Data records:
┌──

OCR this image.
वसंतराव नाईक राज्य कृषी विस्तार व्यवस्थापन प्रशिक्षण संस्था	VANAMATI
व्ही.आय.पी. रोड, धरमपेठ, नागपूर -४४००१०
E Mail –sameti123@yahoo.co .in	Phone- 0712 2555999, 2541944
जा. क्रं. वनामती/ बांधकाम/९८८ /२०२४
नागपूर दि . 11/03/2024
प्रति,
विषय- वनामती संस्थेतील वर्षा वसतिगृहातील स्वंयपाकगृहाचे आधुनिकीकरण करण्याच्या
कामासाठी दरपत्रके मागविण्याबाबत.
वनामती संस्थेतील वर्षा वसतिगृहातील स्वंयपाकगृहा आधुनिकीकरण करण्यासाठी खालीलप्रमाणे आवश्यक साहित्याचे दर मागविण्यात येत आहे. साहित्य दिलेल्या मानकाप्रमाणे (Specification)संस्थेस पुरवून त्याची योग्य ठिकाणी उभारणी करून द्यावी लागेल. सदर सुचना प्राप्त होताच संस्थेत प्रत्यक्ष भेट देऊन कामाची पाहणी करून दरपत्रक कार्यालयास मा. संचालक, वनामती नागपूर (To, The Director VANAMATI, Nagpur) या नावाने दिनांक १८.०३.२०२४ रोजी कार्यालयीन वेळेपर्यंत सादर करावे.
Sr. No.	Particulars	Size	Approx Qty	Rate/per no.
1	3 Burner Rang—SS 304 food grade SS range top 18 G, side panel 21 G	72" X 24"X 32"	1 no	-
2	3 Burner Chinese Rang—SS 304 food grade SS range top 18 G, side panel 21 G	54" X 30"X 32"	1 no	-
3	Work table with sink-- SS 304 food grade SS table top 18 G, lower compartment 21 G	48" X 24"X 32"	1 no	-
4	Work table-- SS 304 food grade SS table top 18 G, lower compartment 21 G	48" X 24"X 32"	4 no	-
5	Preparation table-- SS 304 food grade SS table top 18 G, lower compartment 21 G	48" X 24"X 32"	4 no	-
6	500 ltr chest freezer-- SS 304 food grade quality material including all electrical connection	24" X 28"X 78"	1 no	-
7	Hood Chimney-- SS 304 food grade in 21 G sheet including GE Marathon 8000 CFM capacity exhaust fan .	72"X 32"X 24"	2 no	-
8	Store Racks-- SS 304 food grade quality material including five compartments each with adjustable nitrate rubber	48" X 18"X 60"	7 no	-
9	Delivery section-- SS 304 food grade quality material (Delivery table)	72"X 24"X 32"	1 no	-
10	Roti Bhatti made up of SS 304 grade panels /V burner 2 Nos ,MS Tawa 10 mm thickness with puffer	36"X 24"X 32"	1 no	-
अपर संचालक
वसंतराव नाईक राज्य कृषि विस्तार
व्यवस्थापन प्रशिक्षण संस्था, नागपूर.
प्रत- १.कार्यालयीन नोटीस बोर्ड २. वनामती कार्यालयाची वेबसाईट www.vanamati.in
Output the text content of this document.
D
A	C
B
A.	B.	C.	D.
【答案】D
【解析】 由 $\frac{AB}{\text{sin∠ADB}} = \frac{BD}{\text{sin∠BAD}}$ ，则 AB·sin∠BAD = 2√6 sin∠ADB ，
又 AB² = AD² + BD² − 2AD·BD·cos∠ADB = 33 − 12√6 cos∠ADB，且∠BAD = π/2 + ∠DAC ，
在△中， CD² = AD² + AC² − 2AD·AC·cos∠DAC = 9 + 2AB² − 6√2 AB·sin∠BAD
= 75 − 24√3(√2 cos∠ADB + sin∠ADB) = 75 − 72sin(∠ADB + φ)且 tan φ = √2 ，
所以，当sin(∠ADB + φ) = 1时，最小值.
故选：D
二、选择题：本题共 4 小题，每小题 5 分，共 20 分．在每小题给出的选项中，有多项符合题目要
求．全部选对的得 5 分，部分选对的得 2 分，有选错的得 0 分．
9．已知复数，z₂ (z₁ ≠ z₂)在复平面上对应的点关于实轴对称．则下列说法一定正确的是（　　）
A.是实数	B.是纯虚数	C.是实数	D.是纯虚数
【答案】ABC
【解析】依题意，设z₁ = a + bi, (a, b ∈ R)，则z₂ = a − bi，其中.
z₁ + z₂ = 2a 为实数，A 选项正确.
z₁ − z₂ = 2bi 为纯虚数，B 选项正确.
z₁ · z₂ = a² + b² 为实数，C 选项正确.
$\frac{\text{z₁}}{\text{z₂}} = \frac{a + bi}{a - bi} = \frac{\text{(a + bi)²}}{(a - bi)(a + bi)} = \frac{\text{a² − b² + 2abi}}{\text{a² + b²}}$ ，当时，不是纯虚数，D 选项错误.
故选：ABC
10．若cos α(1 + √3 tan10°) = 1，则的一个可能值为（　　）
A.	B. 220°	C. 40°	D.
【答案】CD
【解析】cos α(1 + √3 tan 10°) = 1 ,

└──

- EXERCISE DESCRIPTION
Give the entries once more, exactly as they appear.

- COMPLETED TASK
OCR this image.
वसंतराव नाईक राज्य कृषी विस्तार व्यवस्थापन प्रशिक्षण संस्था	VANAMATI
व्ही.आय.पी. रोड, धरमपेठ, नागपूर -४४००१०
E Mail –sameti123@yahoo.co .in	Phone- 0712 2555999, 2541944
जा. क्रं. वनामती/ बांधकाम/९८८ /२०२४
नागपूर दि . 11/03/2024
प्रति,
विषय- वनामती संस्थेतील वर्षा वसतिगृहातील स्वंयपाकगृहाचे आधुनिकीकरण करण्याच्या
कामासाठी दरपत्रके मागविण्याबाबत.
वनामती संस्थेतील वर्षा वसतिगृहातील स्वंयपाकगृहा आधुनिकीकरण करण्यासाठी खालीलप्रमाणे आवश्यक साहित्याचे दर मागविण्यात येत आहे. साहित्य दिलेल्या मानकाप्रमाणे (Specification)संस्थेस पुरवून त्याची योग्य ठिकाणी उभारणी करून द्यावी लागेल. सदर सुचना प्राप्त होताच संस्थेत प्रत्यक्ष भेट देऊन कामाची पाहणी करून दरपत्रक कार्यालयास मा. संचालक, वनामती नागपूर (To, The Director VANAMATI, Nagpur) या नावाने दिनांक १८.०३.२०२४ रोजी कार्यालयीन वेळेपर्यंत सादर करावे.
Sr. No.	Particulars	Size	Approx Qty	Rate/per no.
1	3 Burner Rang—SS 304 food grade SS range top 18 G, side panel 21 G	72" X 24"X 32"	1 no	-
2	3 Burner Chinese Rang—SS 304 food grade SS range top 18 G, side panel 21 G	54" X 30"X 32"	1 no	-
3	Work table with sink-- SS 304 food grade SS table top 18 G, lower compartment 21 G	48" X 24"X 32"	1 no	-
4	Work table-- SS 304 food grade SS table top 18 G, lower compartment 21 G	48" X 24"X 32"	4 no	-
5	Preparation table-- SS 304 food grade SS table top 18 G, lower compartment 21 G	48" X 24"X 32"	4 no	-
6	500 ltr chest freezer-- SS 304 food grade quality material including all electrical connection	24" X 28"X 78"	1 no	-
7	Hood Chimney-- SS 304 food grade in 21 G sheet including GE Marathon 8000 CFM capacity exhaust fan .	72"X 32"X 24"	2 no	-
8	Store Racks-- SS 304 food grade quality material including five compartments each with adjustable nitrate rubber	48" X 18"X 60"	7 no	-
9	Delivery section-- SS 304 food grade quality material (Delivery table)	72"X 24"X 32"	1 no	-
10	Roti Bhatti made up of SS 304 grade panels /V burner 2 Nos ,MS Tawa 10 mm thickness with puffer	36"X 24"X 32"	1 no	-
अपर संचालक
वसंतराव नाईक राज्य कृषि विस्तार
व्यवस्थापन प्रशिक्षण संस्था, नागपूर.
प्रत- १.कार्यालयीन नोटीस बोर्ड २. वनामती कार्यालयाची वेबसाईट www.vanamati.in
Output the text content of this document.
D
A	C
B
A.	B.	C.	D.
【答案】D
【解析】 由 $\frac{AB}{\text{sin∠ADB}} = \frac{BD}{\text{sin∠BAD}}$ ，则 AB·sin∠BAD = 2√6 sin∠ADB ，
又 AB² = AD² + BD² − 2AD·BD·cos∠ADB = 33 − 12√6 cos∠ADB，且∠BAD = π/2 + ∠DAC ，
在△中， CD² = AD² + AC² − 2AD·AC·cos∠DAC = 9 + 2AB² − 6√2 AB·sin∠BAD
= 75 − 24√3(√2 cos∠ADB + sin∠ADB) = 75 − 72sin(∠ADB + φ)且 tan φ = √2 ，
所以，当sin(∠ADB + φ) = 1时，最小值.
故选：D
二、选择题：本题共 4 小题，每小题 5 分，共 20 分．在每小题给出的选项中，有多项符合题目要
求．全部选对的得 5 分，部分选对的得 2 分，有选错的得 0 分．
9．已知复数，z₂ (z₁ ≠ z₂)在复平面上对应的点关于实轴对称．则下列说法一定正确的是（　　）
A.是实数	B.是纯虚数	C.是实数	D.是纯虚数
【答案】ABC
【解析】依题意，设z₁ = a + bi, (a, b ∈ R)，则z₂ = a − bi，其中.
z₁ + z₂ = 2a 为实数，A 选项正确.
z₁ − z₂ = 2bi 为纯虚数，B 选项正确.
z₁ · z₂ = a² + b² 为实数，C 选项正确.
$\frac{\text{z₁}}{\text{z₂}} = \frac{a + bi}{a - bi} = \frac{\text{(a + bi)²}}{(a - bi)(a + bi)} = \frac{\text{a² − b² + 2abi}}{\text{a² + b²}}$ ，当时，不是纯虚数，D 选项错误.
故选：ABC
10．若cos α(1 + √3 tan10°) = 1，则的一个可能值为（　　）
A.	B. 220°	C. 40°	D.
【答案】CD
【解析】cos α(1 + √3 tan 10°) = 1 ,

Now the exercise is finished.